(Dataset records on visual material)
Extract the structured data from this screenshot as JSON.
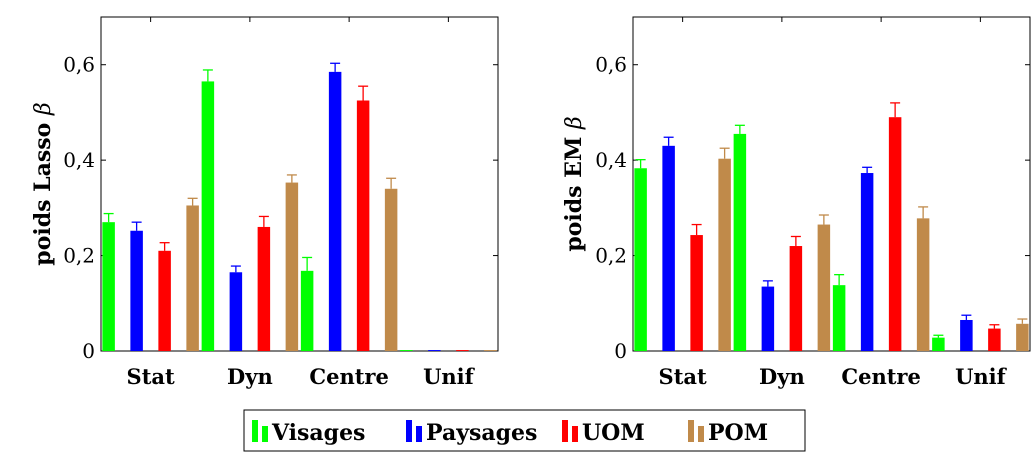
{
  "chart_data": [
    {
      "type": "bar",
      "ylabel_prefix": "poids Lasso",
      "ylabel_symbol": "β",
      "categories": [
        "Stat",
        "Dyn",
        "Centre",
        "Unif"
      ],
      "ylim": [
        0,
        0.7
      ],
      "yticks": [
        0,
        0.2,
        0.4,
        0.6
      ],
      "ytick_labels": [
        "0",
        "0,2",
        "0,4",
        "0,6"
      ],
      "grid": false,
      "series": [
        {
          "name": "Visages",
          "color": "#00ff00",
          "values": [
            0.27,
            0.565,
            0.168,
            0.002
          ],
          "errors": [
            0.018,
            0.024,
            0.028,
            0.001
          ]
        },
        {
          "name": "Paysages",
          "color": "#0000ff",
          "values": [
            0.252,
            0.165,
            0.585,
            0.002
          ],
          "errors": [
            0.018,
            0.013,
            0.018,
            0.001
          ]
        },
        {
          "name": "UOM",
          "color": "#ff0000",
          "values": [
            0.21,
            0.26,
            0.525,
            0.002
          ],
          "errors": [
            0.017,
            0.022,
            0.03,
            0.001
          ]
        },
        {
          "name": "POM",
          "color": "#c08a4a",
          "values": [
            0.305,
            0.353,
            0.34,
            0.002
          ],
          "errors": [
            0.015,
            0.016,
            0.022,
            0.001
          ]
        }
      ]
    },
    {
      "type": "bar",
      "ylabel_prefix": "poids EM",
      "ylabel_symbol": "β",
      "categories": [
        "Stat",
        "Dyn",
        "Centre",
        "Unif"
      ],
      "ylim": [
        0,
        0.7
      ],
      "yticks": [
        0,
        0.2,
        0.4,
        0.6
      ],
      "ytick_labels": [
        "0",
        "0,2",
        "0,4",
        "0,6"
      ],
      "grid": false,
      "series": [
        {
          "name": "Visages",
          "color": "#00ff00",
          "values": [
            0.383,
            0.455,
            0.138,
            0.028
          ],
          "errors": [
            0.018,
            0.018,
            0.022,
            0.005
          ]
        },
        {
          "name": "Paysages",
          "color": "#0000ff",
          "values": [
            0.43,
            0.135,
            0.373,
            0.065
          ],
          "errors": [
            0.018,
            0.012,
            0.012,
            0.01
          ]
        },
        {
          "name": "UOM",
          "color": "#ff0000",
          "values": [
            0.243,
            0.22,
            0.49,
            0.047
          ],
          "errors": [
            0.022,
            0.02,
            0.03,
            0.008
          ]
        },
        {
          "name": "POM",
          "color": "#c08a4a",
          "values": [
            0.403,
            0.265,
            0.278,
            0.057
          ],
          "errors": [
            0.022,
            0.02,
            0.024,
            0.01
          ]
        }
      ]
    }
  ],
  "legend": {
    "placement": "bottom-center",
    "entries": [
      "Visages",
      "Paysages",
      "UOM",
      "POM"
    ]
  }
}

## Exercise details
Reproduce the full listing above verbatim, with no pictures included.

## The result
Extract the structured data from this screenshot as JSON.
{
  "chart_data": [
    {
      "type": "bar",
      "ylabel_prefix": "poids Lasso",
      "ylabel_symbol": "β",
      "categories": [
        "Stat",
        "Dyn",
        "Centre",
        "Unif"
      ],
      "ylim": [
        0,
        0.7
      ],
      "yticks": [
        0,
        0.2,
        0.4,
        0.6
      ],
      "ytick_labels": [
        "0",
        "0,2",
        "0,4",
        "0,6"
      ],
      "grid": false,
      "series": [
        {
          "name": "Visages",
          "color": "#00ff00",
          "values": [
            0.27,
            0.565,
            0.168,
            0.002
          ],
          "errors": [
            0.018,
            0.024,
            0.028,
            0.001
          ]
        },
        {
          "name": "Paysages",
          "color": "#0000ff",
          "values": [
            0.252,
            0.165,
            0.585,
            0.002
          ],
          "errors": [
            0.018,
            0.013,
            0.018,
            0.001
          ]
        },
        {
          "name": "UOM",
          "color": "#ff0000",
          "values": [
            0.21,
            0.26,
            0.525,
            0.002
          ],
          "errors": [
            0.017,
            0.022,
            0.03,
            0.001
          ]
        },
        {
          "name": "POM",
          "color": "#c08a4a",
          "values": [
            0.305,
            0.353,
            0.34,
            0.002
          ],
          "errors": [
            0.015,
            0.016,
            0.022,
            0.001
          ]
        }
      ]
    },
    {
      "type": "bar",
      "ylabel_prefix": "poids EM",
      "ylabel_symbol": "β",
      "categories": [
        "Stat",
        "Dyn",
        "Centre",
        "Unif"
      ],
      "ylim": [
        0,
        0.7
      ],
      "yticks": [
        0,
        0.2,
        0.4,
        0.6
      ],
      "ytick_labels": [
        "0",
        "0,2",
        "0,4",
        "0,6"
      ],
      "grid": false,
      "series": [
        {
          "name": "Visages",
          "color": "#00ff00",
          "values": [
            0.383,
            0.455,
            0.138,
            0.028
          ],
          "errors": [
            0.018,
            0.018,
            0.022,
            0.005
          ]
        },
        {
          "name": "Paysages",
          "color": "#0000ff",
          "values": [
            0.43,
            0.135,
            0.373,
            0.065
          ],
          "errors": [
            0.018,
            0.012,
            0.012,
            0.01
          ]
        },
        {
          "name": "UOM",
          "color": "#ff0000",
          "values": [
            0.243,
            0.22,
            0.49,
            0.047
          ],
          "errors": [
            0.022,
            0.02,
            0.03,
            0.008
          ]
        },
        {
          "name": "POM",
          "color": "#c08a4a",
          "values": [
            0.403,
            0.265,
            0.278,
            0.057
          ],
          "errors": [
            0.022,
            0.02,
            0.024,
            0.01
          ]
        }
      ]
    }
  ],
  "legend": {
    "placement": "bottom-center",
    "entries": [
      "Visages",
      "Paysages",
      "UOM",
      "POM"
    ]
  }
}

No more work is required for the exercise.